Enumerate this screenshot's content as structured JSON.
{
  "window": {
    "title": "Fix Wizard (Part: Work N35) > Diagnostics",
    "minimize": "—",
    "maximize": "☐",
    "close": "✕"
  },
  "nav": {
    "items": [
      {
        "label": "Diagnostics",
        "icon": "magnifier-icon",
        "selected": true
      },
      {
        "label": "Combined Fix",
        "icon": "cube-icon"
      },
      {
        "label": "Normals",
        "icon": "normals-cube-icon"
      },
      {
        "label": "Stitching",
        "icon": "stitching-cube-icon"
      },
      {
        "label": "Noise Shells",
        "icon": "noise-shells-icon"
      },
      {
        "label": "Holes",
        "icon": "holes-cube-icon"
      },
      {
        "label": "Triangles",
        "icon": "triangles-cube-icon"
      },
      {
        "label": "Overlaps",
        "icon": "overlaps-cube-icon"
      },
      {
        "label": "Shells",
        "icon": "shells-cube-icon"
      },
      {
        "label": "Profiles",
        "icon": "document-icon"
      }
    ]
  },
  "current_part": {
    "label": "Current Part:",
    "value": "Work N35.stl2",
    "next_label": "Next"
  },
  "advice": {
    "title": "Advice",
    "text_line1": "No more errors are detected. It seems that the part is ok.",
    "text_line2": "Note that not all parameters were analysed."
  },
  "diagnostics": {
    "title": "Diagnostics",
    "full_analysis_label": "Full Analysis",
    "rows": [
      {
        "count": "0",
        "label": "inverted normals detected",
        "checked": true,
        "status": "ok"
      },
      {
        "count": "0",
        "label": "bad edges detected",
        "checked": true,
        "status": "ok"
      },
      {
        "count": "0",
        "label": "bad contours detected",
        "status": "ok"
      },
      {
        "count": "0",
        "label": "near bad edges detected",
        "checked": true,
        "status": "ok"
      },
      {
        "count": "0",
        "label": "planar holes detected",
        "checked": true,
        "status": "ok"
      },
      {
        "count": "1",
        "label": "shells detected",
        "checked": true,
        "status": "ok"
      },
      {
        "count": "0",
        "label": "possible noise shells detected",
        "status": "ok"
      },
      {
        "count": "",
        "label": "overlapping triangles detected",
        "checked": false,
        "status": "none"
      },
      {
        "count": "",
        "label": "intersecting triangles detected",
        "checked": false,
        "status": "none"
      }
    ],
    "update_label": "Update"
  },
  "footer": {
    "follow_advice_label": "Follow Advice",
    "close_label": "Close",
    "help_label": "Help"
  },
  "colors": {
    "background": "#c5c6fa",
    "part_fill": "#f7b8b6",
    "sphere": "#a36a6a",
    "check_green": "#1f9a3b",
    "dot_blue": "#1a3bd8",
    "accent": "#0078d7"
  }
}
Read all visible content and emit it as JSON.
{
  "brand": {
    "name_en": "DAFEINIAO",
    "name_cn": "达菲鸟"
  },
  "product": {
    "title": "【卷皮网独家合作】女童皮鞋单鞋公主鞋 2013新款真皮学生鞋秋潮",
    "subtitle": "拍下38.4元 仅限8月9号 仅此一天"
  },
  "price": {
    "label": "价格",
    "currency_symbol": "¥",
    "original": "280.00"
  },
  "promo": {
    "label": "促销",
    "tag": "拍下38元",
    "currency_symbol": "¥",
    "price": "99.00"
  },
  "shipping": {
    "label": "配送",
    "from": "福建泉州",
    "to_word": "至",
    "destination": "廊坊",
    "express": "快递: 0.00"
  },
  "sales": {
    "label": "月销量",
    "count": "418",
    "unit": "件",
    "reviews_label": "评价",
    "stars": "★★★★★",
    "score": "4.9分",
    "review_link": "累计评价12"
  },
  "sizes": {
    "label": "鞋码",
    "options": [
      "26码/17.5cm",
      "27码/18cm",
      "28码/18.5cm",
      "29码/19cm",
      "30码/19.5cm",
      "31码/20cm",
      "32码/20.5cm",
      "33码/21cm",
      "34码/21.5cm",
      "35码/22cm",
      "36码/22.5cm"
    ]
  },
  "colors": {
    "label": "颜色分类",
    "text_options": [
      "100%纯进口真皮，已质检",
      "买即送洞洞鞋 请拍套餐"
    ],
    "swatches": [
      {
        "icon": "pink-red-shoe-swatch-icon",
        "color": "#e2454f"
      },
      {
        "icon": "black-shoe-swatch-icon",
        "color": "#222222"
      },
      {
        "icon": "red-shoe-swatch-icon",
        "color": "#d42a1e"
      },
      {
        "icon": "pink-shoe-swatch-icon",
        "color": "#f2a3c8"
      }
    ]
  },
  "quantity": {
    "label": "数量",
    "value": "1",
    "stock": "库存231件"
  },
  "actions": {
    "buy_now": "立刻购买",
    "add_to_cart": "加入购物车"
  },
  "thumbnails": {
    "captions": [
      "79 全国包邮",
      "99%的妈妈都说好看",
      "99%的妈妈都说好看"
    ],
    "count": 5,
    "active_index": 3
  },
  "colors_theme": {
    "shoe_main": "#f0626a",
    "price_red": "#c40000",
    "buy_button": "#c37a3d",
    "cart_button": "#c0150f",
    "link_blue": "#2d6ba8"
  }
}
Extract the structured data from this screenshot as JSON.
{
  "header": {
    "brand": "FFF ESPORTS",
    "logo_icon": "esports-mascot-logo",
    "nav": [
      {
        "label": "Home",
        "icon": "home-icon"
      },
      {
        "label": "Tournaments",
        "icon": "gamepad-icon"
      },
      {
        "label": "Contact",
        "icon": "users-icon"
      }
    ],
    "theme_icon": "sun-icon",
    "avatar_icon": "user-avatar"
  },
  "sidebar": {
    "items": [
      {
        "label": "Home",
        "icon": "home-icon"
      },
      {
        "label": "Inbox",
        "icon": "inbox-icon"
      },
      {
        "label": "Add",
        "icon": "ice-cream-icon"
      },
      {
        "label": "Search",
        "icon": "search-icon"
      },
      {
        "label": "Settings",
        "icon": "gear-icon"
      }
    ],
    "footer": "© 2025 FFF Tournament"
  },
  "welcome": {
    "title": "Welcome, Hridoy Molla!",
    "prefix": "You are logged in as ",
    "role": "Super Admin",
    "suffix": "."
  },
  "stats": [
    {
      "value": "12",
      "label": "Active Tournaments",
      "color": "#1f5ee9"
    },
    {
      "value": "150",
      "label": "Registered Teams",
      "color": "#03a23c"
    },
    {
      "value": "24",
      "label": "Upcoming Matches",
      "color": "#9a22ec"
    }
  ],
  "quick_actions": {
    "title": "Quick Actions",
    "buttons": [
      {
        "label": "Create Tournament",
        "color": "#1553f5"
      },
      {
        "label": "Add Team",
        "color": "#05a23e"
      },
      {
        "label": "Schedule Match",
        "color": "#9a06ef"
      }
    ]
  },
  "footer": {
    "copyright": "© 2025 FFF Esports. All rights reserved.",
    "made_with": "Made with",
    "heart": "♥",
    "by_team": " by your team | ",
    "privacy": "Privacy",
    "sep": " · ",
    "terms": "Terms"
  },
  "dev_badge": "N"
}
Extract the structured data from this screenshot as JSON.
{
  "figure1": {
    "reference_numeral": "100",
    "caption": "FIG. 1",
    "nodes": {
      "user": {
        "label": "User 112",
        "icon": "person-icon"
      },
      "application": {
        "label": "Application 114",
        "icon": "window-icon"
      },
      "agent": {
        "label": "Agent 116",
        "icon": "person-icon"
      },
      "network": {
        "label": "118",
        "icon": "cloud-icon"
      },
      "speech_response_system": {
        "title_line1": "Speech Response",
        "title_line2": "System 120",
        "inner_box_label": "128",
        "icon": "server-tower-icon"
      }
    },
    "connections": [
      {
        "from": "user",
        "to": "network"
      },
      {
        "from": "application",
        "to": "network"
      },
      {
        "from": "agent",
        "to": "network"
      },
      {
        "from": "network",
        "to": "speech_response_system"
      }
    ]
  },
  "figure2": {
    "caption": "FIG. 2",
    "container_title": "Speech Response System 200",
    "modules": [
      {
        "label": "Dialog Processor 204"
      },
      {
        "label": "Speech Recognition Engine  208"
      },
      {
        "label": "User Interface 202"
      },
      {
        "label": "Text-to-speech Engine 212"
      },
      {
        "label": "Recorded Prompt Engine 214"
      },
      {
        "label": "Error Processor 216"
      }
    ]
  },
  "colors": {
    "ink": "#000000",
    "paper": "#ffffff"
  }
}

○ ○ ○ ○

Pull out every line of the entries that includes the word "JSON".

Enumerate this screenshot's content as structured JSON.
Read all visible content and emit it as JSON.
Extract the structured data from this screenshot as JSON.
Extract the structured data from this screenshot as JSON.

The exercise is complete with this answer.